[SOURCE RECORDS]
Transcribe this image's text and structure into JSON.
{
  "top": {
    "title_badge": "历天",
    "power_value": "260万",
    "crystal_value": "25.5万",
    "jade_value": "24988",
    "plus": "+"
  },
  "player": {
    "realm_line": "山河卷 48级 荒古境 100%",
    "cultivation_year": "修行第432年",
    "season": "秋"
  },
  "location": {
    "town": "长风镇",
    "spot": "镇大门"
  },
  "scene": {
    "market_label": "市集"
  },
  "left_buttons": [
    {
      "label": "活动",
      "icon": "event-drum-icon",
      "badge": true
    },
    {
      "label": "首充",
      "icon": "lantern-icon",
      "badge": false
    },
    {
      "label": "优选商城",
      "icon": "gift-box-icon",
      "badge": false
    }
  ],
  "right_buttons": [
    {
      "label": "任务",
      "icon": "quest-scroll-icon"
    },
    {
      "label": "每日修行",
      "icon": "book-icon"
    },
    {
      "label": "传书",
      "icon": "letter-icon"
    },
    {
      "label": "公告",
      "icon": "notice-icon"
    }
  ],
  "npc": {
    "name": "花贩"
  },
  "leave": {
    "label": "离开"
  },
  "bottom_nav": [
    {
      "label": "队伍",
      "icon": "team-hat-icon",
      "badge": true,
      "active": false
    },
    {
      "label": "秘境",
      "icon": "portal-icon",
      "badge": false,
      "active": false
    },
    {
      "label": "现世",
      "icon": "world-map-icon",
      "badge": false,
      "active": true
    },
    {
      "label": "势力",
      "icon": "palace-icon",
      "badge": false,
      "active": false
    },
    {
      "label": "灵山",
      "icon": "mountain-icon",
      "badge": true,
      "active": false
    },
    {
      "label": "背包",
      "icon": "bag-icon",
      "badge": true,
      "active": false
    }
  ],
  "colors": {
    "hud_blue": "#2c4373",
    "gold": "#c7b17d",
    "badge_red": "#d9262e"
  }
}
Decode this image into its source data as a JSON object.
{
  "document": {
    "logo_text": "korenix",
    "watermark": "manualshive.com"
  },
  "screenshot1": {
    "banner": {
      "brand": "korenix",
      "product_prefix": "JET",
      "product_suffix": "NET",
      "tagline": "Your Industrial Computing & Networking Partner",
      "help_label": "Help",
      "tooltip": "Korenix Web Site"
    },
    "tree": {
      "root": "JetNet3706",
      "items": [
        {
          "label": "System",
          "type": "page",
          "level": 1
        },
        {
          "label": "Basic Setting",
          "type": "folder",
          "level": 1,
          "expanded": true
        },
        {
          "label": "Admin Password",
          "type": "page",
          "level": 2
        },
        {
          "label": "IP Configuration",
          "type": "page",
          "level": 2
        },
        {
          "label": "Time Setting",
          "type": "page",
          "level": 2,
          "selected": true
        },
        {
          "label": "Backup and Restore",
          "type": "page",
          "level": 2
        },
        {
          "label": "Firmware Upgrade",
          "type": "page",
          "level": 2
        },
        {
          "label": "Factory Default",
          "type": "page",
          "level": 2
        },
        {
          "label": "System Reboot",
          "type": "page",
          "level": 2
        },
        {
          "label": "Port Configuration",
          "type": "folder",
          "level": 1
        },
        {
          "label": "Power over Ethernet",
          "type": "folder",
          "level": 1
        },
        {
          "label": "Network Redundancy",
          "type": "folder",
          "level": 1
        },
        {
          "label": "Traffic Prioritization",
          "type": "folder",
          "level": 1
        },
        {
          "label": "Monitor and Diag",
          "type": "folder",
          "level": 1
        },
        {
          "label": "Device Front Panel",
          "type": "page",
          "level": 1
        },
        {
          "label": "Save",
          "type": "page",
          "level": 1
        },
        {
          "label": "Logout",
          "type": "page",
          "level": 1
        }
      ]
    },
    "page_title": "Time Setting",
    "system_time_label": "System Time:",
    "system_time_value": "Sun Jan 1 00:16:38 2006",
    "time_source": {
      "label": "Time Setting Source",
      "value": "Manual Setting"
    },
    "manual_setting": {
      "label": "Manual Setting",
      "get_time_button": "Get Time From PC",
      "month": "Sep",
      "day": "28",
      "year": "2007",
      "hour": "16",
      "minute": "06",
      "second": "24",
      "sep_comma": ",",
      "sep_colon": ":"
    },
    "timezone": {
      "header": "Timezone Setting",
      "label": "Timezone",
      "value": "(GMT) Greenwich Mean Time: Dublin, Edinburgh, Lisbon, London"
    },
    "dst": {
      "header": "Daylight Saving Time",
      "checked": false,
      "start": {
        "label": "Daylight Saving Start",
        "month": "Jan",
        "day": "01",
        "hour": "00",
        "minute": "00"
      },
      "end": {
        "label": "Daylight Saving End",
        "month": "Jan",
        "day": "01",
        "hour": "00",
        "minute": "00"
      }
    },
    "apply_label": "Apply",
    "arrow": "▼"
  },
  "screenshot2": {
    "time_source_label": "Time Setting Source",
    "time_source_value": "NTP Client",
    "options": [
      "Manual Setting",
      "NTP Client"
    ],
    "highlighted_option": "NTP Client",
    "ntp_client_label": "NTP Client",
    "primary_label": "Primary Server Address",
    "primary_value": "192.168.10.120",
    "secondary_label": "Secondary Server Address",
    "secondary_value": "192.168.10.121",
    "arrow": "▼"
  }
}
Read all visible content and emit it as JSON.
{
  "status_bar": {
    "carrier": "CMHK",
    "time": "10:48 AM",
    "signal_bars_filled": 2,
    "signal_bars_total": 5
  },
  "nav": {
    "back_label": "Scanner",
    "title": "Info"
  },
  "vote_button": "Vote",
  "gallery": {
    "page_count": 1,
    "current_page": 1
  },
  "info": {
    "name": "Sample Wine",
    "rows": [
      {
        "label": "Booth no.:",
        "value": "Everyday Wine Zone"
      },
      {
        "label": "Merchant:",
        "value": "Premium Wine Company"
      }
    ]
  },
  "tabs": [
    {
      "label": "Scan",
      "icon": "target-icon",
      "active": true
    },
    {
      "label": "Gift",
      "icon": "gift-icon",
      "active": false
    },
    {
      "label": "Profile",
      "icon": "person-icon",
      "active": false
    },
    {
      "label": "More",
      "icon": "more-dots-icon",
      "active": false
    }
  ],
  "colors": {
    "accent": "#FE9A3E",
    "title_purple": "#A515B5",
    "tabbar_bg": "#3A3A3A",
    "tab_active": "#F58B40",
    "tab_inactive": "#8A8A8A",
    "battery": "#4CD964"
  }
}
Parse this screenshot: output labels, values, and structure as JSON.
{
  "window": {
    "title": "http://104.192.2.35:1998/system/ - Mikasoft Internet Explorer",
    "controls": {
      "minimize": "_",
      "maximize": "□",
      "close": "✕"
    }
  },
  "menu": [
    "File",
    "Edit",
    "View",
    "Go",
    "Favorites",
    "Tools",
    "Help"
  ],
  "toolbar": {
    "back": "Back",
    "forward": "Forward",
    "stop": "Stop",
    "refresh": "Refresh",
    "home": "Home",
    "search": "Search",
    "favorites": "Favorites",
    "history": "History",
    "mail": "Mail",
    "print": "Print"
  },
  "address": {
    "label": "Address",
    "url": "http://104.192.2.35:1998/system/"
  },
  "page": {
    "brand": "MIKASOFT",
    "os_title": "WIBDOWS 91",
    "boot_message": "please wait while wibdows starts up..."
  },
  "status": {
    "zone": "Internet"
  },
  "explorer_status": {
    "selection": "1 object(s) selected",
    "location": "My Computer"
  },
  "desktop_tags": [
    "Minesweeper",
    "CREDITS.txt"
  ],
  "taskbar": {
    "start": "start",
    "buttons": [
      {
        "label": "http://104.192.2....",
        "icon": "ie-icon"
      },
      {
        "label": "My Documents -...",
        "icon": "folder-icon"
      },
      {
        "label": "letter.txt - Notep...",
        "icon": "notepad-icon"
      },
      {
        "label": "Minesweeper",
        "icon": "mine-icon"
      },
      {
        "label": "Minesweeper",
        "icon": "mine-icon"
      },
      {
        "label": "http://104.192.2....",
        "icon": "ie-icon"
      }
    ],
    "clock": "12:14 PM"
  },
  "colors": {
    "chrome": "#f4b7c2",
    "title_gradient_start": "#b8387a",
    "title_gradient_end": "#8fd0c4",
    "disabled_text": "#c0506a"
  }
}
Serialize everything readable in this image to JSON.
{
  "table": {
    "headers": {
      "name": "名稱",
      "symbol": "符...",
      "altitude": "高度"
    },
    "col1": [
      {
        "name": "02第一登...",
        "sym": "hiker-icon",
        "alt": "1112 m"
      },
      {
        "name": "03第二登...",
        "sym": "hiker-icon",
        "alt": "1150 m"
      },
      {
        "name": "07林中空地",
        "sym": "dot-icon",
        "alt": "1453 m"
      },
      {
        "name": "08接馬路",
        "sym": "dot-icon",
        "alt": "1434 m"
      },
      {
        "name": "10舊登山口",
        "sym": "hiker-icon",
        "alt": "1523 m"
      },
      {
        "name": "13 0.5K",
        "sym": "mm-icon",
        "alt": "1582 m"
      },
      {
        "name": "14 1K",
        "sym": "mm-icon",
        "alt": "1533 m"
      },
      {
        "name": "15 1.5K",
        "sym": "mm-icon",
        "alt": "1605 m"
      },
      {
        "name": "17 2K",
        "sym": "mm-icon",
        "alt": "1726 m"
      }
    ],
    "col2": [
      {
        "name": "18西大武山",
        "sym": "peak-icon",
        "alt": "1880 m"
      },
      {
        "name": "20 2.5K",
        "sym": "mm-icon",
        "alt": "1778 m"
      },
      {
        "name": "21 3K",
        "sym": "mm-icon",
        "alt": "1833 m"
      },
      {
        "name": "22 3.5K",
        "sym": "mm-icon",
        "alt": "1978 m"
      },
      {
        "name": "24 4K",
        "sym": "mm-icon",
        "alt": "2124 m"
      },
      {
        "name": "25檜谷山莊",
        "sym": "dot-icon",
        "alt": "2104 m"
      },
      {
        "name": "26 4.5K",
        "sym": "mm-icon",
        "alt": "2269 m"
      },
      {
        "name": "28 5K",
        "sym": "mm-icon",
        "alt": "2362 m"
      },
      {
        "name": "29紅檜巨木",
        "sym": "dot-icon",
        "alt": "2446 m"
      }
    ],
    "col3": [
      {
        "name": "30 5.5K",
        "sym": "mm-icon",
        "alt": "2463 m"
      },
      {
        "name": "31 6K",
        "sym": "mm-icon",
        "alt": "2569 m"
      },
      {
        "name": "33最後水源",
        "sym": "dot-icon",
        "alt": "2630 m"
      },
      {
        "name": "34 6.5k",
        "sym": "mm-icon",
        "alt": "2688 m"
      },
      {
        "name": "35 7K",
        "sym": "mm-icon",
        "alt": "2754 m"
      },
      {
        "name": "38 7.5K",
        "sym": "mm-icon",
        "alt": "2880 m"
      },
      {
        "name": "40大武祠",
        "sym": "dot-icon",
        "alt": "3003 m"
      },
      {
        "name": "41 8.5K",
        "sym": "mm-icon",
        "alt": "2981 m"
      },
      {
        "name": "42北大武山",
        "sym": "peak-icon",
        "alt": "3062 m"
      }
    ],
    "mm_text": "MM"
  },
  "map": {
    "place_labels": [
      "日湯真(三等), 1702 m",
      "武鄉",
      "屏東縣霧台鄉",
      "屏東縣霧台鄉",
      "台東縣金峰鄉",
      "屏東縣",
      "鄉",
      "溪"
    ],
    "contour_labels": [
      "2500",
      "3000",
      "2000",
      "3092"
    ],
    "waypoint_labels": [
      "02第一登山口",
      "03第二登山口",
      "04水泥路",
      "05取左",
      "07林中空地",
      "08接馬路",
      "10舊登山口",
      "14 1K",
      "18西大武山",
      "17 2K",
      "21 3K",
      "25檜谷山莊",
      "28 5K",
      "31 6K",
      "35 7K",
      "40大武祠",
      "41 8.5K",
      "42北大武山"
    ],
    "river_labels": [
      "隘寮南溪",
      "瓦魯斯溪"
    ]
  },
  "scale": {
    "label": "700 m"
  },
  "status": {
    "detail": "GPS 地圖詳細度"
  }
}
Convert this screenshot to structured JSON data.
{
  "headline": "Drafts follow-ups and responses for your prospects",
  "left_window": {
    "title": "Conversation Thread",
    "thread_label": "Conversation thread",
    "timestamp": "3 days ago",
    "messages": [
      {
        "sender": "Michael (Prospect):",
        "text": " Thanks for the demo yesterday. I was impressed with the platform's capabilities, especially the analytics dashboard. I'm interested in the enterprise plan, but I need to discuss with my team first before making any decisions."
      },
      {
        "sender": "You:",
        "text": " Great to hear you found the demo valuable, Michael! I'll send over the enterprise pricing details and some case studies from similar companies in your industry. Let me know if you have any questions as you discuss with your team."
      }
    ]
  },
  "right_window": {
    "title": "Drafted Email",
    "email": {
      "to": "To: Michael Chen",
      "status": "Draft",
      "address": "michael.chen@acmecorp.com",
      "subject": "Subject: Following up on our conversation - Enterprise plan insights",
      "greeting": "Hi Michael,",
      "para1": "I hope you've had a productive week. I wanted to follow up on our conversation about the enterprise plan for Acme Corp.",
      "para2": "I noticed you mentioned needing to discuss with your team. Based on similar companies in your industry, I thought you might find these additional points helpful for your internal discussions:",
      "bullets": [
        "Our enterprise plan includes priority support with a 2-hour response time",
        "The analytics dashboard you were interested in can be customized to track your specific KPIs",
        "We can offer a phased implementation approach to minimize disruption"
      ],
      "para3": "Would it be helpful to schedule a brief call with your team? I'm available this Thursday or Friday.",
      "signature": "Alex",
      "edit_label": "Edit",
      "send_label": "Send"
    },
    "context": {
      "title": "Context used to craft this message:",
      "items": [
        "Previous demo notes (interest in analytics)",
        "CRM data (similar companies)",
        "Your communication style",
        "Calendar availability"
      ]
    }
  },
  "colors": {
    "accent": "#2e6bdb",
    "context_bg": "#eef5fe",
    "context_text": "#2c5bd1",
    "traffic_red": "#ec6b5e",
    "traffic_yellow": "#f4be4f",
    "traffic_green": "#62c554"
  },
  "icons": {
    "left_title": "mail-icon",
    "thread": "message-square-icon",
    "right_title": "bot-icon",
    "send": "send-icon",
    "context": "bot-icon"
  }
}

[EXERCISE INSTRUCTIONS] Pick out all lines containing the string "letter".

[EXERCISE SOLUTION]
      "icon": "letter-icon"
        "label": "letter.txt - Notep...",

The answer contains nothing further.